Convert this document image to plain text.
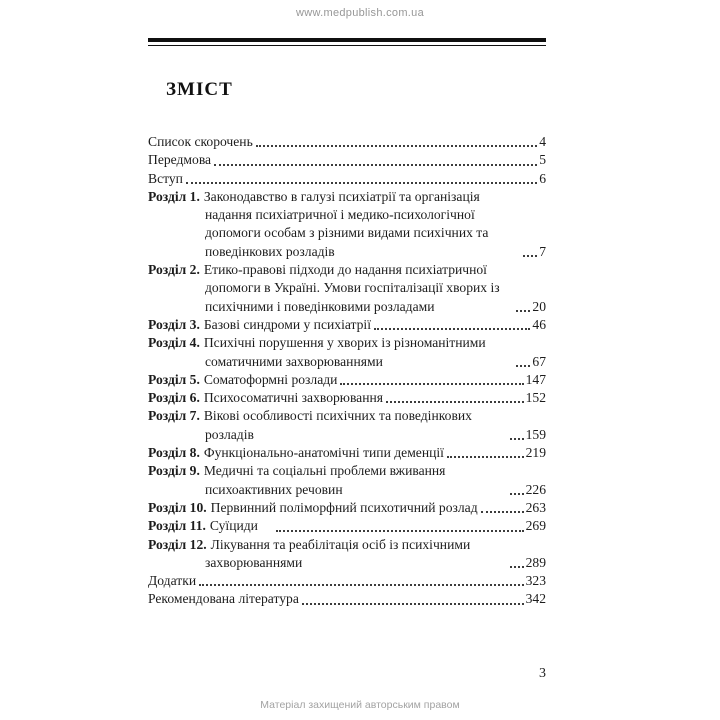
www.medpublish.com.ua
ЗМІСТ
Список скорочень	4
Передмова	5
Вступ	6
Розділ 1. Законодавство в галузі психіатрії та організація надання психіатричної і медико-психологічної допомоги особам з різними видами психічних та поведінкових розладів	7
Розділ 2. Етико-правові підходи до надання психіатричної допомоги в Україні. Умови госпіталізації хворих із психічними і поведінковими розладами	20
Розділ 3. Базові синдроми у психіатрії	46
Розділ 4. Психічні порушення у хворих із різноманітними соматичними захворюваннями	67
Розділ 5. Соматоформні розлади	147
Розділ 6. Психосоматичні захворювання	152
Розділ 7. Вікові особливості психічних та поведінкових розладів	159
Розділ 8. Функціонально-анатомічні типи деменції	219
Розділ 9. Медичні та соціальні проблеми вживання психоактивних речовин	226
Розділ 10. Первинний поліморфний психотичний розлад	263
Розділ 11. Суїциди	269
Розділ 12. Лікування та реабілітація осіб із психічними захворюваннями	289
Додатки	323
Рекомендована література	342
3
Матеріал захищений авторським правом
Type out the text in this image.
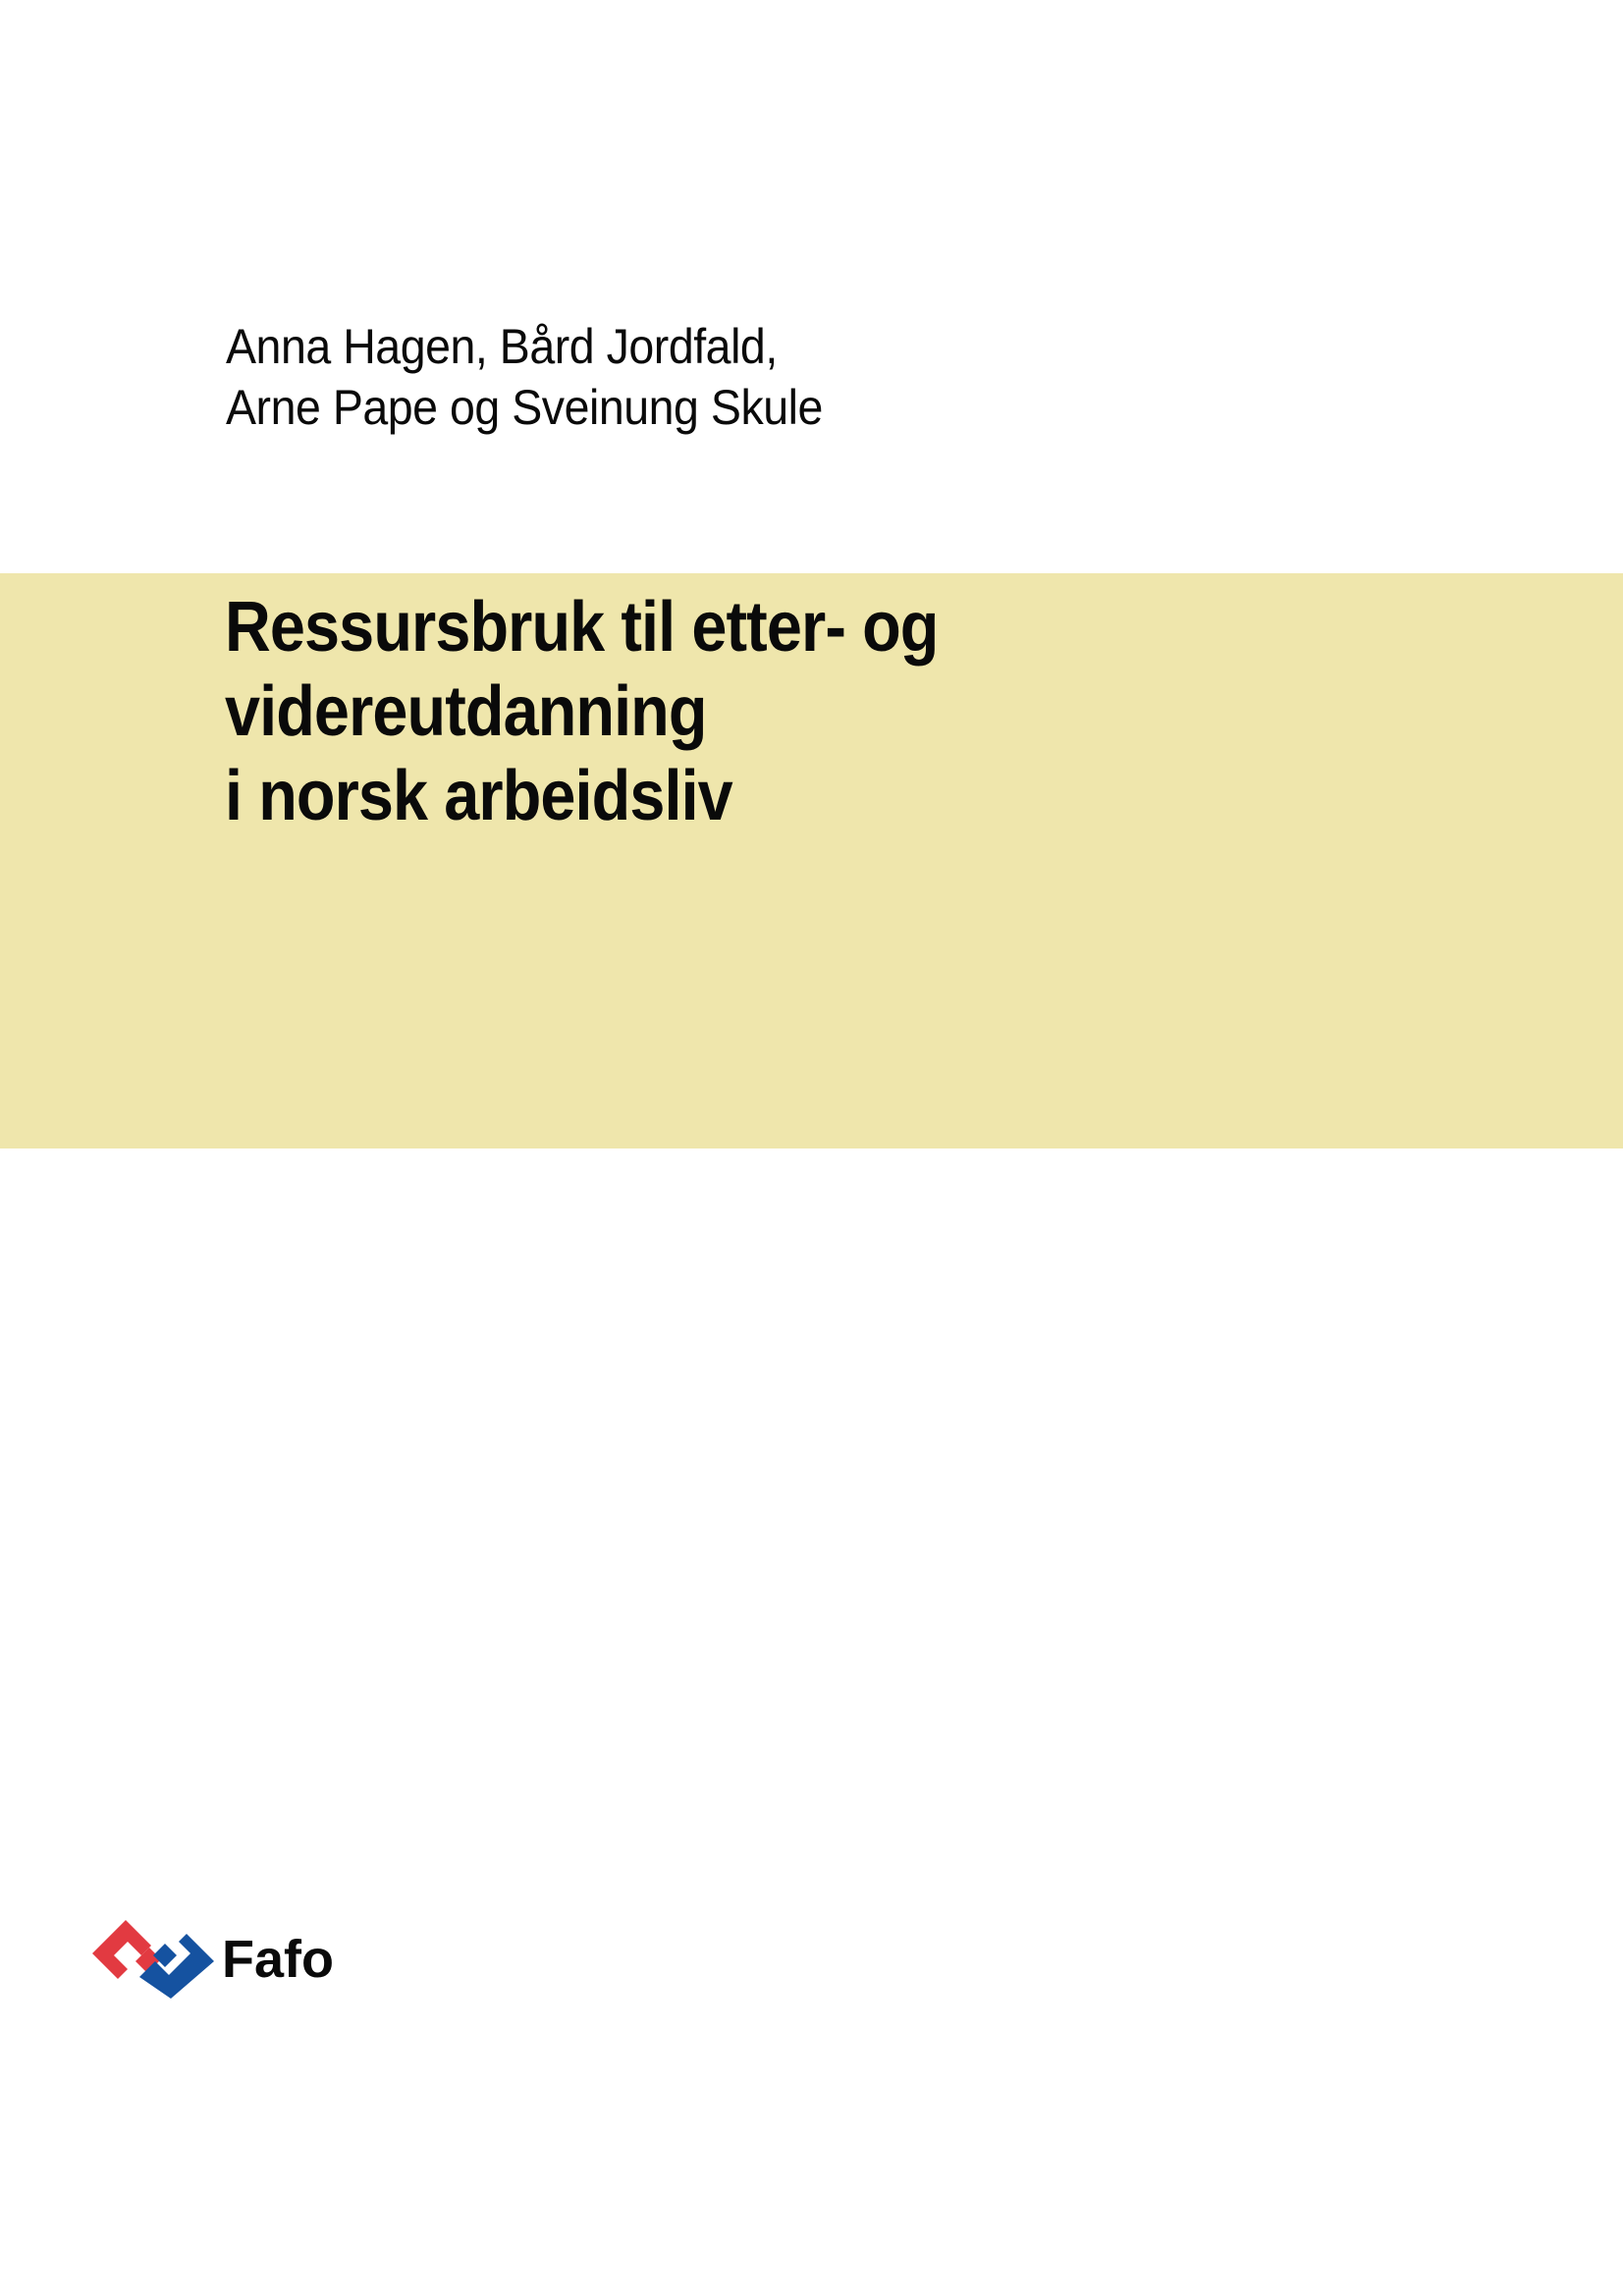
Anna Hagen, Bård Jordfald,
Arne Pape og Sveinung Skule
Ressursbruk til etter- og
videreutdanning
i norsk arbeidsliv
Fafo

--

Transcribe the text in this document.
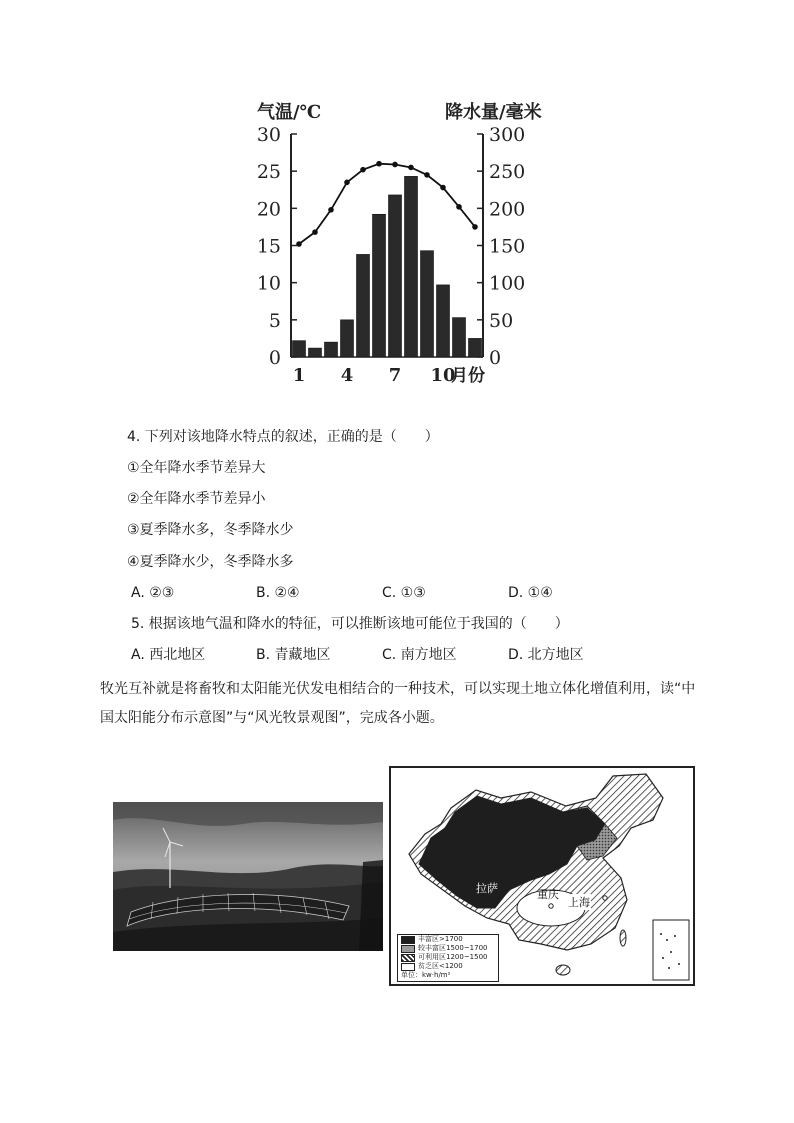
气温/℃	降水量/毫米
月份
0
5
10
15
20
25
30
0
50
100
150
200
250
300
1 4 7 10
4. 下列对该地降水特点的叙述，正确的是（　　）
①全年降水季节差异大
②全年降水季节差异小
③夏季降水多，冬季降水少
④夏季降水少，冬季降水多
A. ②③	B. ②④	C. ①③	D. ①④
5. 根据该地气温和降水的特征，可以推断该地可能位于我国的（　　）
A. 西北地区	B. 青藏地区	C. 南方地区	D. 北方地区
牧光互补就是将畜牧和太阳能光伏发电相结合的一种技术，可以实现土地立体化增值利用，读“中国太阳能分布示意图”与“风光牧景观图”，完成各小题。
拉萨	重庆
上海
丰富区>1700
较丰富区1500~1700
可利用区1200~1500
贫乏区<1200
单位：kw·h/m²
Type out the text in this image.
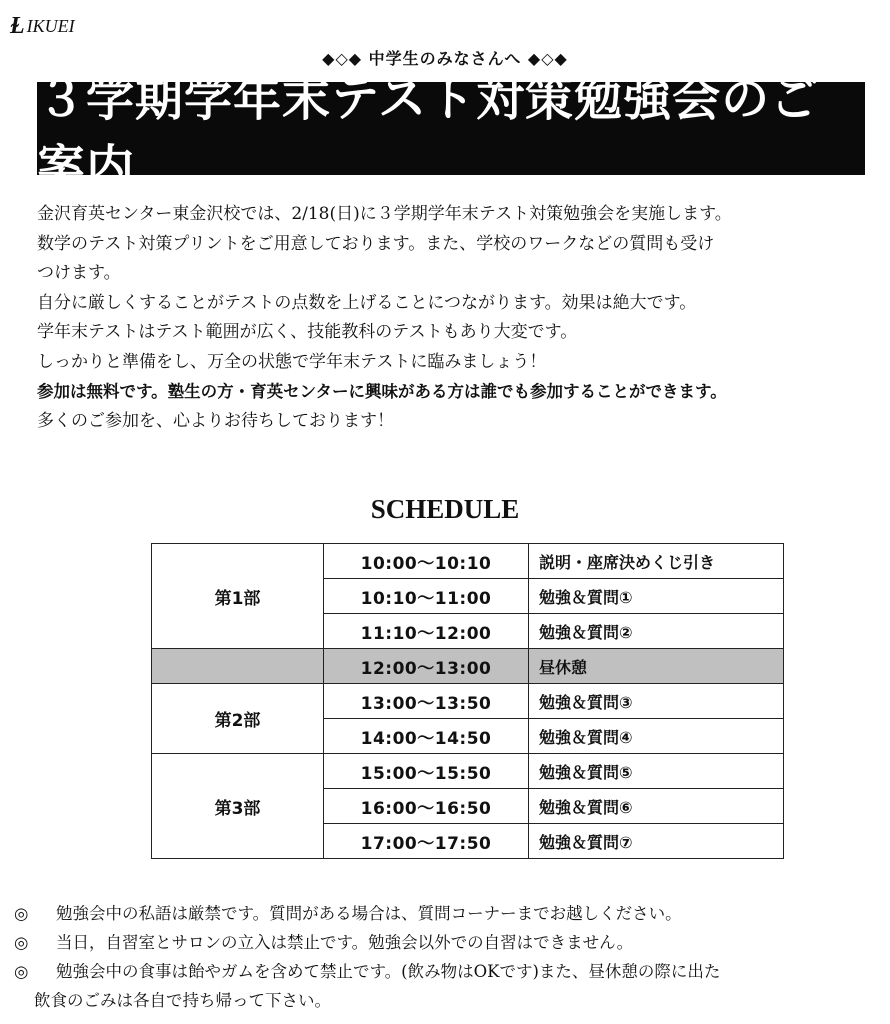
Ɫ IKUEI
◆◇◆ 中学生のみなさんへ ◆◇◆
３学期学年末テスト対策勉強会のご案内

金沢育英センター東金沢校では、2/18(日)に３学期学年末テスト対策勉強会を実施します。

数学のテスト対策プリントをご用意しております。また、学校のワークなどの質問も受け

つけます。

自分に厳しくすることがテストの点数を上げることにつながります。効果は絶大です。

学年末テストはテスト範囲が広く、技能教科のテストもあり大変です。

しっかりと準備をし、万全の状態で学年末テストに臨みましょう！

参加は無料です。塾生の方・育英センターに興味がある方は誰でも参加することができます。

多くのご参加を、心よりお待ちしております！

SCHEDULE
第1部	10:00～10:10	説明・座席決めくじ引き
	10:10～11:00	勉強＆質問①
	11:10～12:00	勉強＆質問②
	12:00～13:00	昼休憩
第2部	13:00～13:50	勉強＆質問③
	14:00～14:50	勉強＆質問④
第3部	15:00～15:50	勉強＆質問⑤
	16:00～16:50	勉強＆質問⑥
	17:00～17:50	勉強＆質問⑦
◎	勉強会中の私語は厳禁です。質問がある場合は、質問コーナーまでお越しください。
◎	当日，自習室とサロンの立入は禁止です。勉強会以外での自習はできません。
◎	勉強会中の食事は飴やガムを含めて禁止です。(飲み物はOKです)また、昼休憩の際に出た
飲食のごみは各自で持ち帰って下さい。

*WHAT IS NEEDED*: Only lines that contain the word "психіатричної" are wanted; copy each of them.

*WRITTEN SOLUTION*:
Розділ 1. Законодавство в галузі психіатрії та організація надання психіатричної і медико-психологічної допомоги особам з різними видами психічних та поведінкових розладів	7
Розділ 2. Етико-правові підходи до надання психіатричної допомоги в Україні. Умови госпіталізації хворих із психічними і поведінковими розладами	20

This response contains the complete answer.